Textauszug =>
┌────────

Wie seinerzeit Oswald Spengler vom „Untergang des Abendlandes“ sprechen manche Leute in und außerhalb Russlands heute gern vom „Untergang Russlands“, wobei unklar bleibt, was damit gemeint ist: das sowjetische Russland, das zaristische, das gegenwärtige – oder überhaupt Russland? Ich möchte dem die Beobachtung entgegensetzen, dass in Russland neue Kräfte entstehen, dass die russische Krise als Wachstumskrise zu verstehen ist und Russland die Chance hat, zum Impulsgeber von Veränderungen in der Wirtschaft und Gesellschaft zu werden, die über die aktuelle Krisenbewältigung in Russland und auch über Russland hinaus Bedeutung haben.
Beginnen wir mit den Fakten:
Die nackten Daten sind natürlich bedrückend: 26% der russischen Bevölkerung leben heute unter dem Existenzminimum , die demografische Entwicklung ist rückläufig; von 1990 bis heute hat Russland trotz Zuwanderung aus früheren sowjetischen Siedlungsgebieten 4,7 Millionen Menschen verloren; bis zum Jahr 2015 wird ein weiterer Rückgang der Bevölkerung um 8,5 Millionen Menschen erwartet. Städte, ganze Regionen schrumpfen (im Gegensatz zu Moskau und einigen wenigen Metropolen, in die jene Menschen drängen, die vor der Armut flüchten); die Bevölkerung lebt zu 60% von der Datscha, dem Hofgarten oder dem eigenen Feldstückchen vor der Stadt. Das Staatsbudget stützt sich im Wesentlichen auf die Einnahmen aus dem Export der natürlichen Ressourcen Öl, Gas, Holz usw.: Deindustrialisierung, Dequalifizierung, Depopularisierung, Demoralisierung und Atomisierung sind die Schlagworte für diese Entwicklung.

└────────

Datenauflistung =>

┌────────

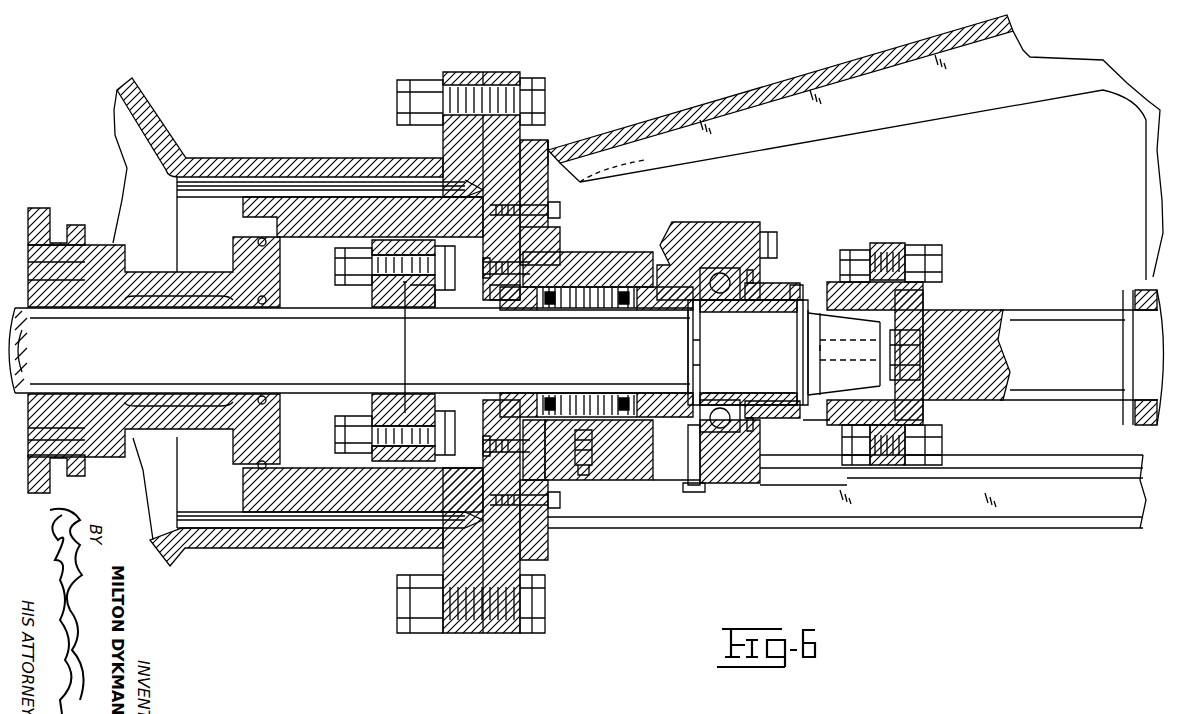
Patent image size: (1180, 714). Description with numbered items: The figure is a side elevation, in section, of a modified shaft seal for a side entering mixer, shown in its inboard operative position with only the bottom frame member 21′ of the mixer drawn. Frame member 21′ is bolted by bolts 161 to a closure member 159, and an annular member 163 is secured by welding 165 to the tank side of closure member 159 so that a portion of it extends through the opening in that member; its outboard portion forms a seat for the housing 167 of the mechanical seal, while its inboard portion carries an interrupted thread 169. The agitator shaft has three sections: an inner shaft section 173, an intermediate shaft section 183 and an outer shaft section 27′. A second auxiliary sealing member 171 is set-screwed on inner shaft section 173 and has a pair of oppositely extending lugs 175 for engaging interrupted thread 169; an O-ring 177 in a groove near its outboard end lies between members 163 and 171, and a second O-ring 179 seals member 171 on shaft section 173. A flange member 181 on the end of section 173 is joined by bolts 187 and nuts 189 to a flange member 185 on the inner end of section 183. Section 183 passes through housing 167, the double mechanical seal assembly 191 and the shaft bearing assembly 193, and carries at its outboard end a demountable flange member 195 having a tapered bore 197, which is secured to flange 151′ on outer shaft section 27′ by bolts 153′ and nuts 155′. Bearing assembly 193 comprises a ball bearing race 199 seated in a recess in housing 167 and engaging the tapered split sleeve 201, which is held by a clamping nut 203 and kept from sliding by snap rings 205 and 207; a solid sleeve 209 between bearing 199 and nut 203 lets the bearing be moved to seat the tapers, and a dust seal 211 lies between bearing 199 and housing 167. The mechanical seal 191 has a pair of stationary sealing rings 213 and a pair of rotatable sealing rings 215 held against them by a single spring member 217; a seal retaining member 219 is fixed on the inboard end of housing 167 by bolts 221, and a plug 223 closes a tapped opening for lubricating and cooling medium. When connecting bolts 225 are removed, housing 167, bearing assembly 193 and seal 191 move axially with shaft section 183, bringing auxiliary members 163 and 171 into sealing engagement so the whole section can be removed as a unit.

The bottom frame member 21′ is at (798, 72).
The outer shaft section 27′ is at (1040, 361).
The flange 151′ is at (912, 243).
The bolts 153′ is at (945, 264).
The nuts 155′ is at (858, 247).
The closure member 159 is at (497, 72).
The bolts 161 is at (572, 186).
The annular member 163 is at (306, 197).
The welding 165 is at (466, 183).
The housing 167 is at (630, 458).
The interrupted thread 169 is at (262, 480).
The second auxiliary sealing member 171 is at (142, 272).
The inner shaft section 173 is at (130, 361).
The lugs 175 is at (80, 225).
The O-ring 177 is at (256, 466).
The second O-ring 179 is at (262, 306).
The flange member 181 is at (380, 310).
The intermediate shaft section 183 is at (530, 373).
The flange member 185 is at (432, 310).
The bolts 187 is at (445, 272).
The nuts 189 is at (343, 278).
The double mechanical seal assembly 191 is at (648, 243).
The shaft bearing assembly 193 is at (778, 276).
The demountable flange member 195 is at (885, 243).
The tapered bore 197 is at (850, 418).
The ball bearing race 199 is at (722, 302).
The split sleeve 201 is at (775, 313).
The clamping nut 203 is at (795, 293).
The snap ring 205 is at (688, 370).
The snap ring 207 is at (806, 372).
The solid sleeve 209 is at (765, 395).
The dust seal 211 is at (765, 420).
The stationary sealing rings 213 is at (516, 312).
The rotatable sealing rings 215 is at (545, 312).
The spring member 217 is at (598, 287).
The seal retaining member 219 is at (492, 293).
The bolts 221 is at (490, 268).
The plug 223 is at (588, 468).
The connecting bolts 225 is at (562, 210).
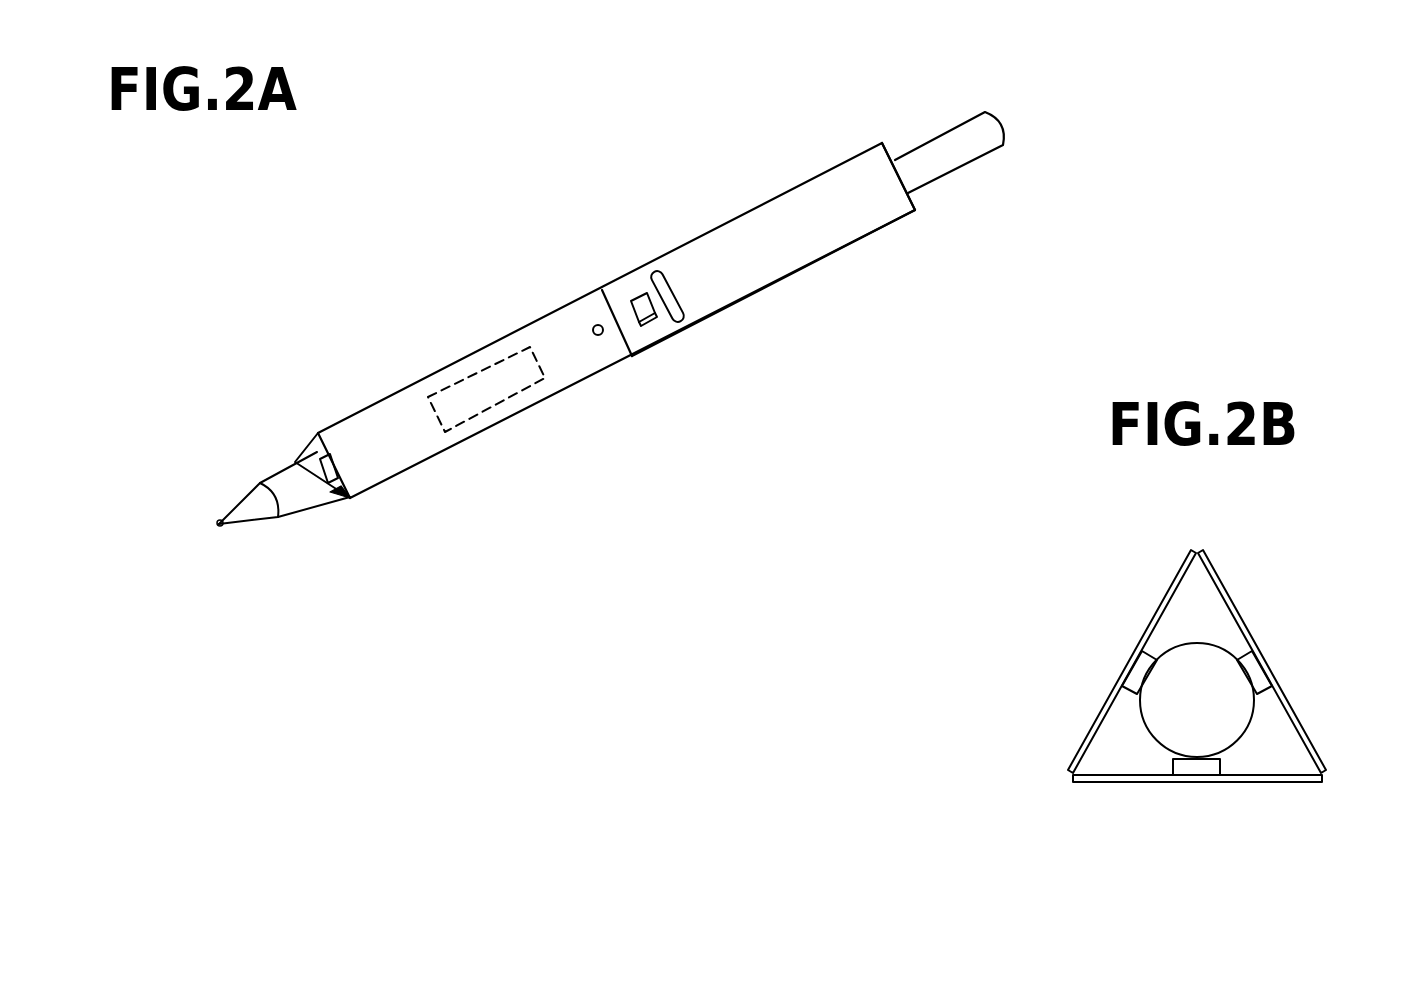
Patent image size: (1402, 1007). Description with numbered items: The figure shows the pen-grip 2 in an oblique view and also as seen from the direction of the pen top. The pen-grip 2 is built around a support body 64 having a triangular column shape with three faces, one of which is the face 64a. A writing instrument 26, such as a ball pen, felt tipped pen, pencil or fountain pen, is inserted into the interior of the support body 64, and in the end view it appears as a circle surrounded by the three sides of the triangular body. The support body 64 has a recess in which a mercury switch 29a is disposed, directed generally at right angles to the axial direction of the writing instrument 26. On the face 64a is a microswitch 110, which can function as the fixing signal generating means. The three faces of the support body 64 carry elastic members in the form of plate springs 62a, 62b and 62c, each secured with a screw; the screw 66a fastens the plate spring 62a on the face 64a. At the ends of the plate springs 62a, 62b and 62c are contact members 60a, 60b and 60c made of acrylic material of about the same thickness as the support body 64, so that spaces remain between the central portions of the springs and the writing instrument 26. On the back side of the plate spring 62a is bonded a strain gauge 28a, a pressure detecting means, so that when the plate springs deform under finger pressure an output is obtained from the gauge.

In FIG. 2A, the pen-grip 2 is at (672, 162).
In FIG. 2A, the writing instrument 26 is at (967, 147).
In FIG. 2B, the writing instrument 26 is at (1168, 723).
In FIG. 2A, the strain gauge 28a is at (513, 380).
In FIG. 2A, the mercury switch 29a is at (678, 292).
In FIG. 2A, the contact member 60a is at (323, 482).
In FIG. 2B, the contact member 60a is at (1260, 665).
In FIG. 2B, the contact member 60b is at (1135, 668).
In FIG. 2B, the contact member 60c is at (1202, 765).
In FIG. 2A, the plate spring 62a is at (593, 362).
In FIG. 2B, the plate spring 62a is at (1232, 592).
In FIG. 2B, the plate spring 62b is at (1167, 593).
In FIG. 2B, the plate spring 62c is at (1128, 783).
In FIG. 2A, the support body 64 is at (873, 235).
In FIG. 2A, the face 64a is at (657, 330).
In FIG. 2A, the screw 66a is at (596, 327).
In FIG. 2A, the microswitch 110 is at (638, 298).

└────────

Schriftlicher Auftrag 1 =>
Gib aus dem Textauszug über Russland den Abschnitt von „Wie seinerzeit Oswald“ bis „hinaus Bedeutung haben.“ wortgetreu wieder.
Schriftlicher Auftrag 2 =>
Beantworte anhand des Textauszugs über Russland diese Fragen:
(a) Wer sprach laut dem ersten Absatz vom „Untergang des Abendlandes“?
(b) Wie viele Menschen hat Russland von 1990 bis heute verloren?
(c) Auf welche Einnahmen stützt sich das Staatsbudget im Wesentlichen?

Vollständige Antwort 1 =>
Wie seinerzeit Oswald Spengler vom „Untergang des Abendlandes“ sprechen manche Leute in und außerhalb Russlands heute gern vom „Untergang Russlands“, wobei unklar bleibt, was damit gemeint ist: das sowjetische Russland, das zaristische, das gegenwärtige – oder überhaupt Russland? Ich möchte dem die Beobachtung entgegensetzen, dass in Russland neue Kräfte entstehen, dass die russische Krise als Wachstumskrise zu verstehen ist und Russland die Chance hat, zum Impulsgeber von Veränderungen in der Wirtschaft und Gesellschaft zu werden, die über die aktuelle Krisenbewältigung in Russland und auch über Russland hinaus Bedeutung haben.

Vollständige Antwort 2 =>
(a) Oswald Spengler
(b) 4,7 Millionen Menschen
(c) Auf die Einnahmen aus dem Export der natürlichen Ressourcen Öl, Gas, Holz usw.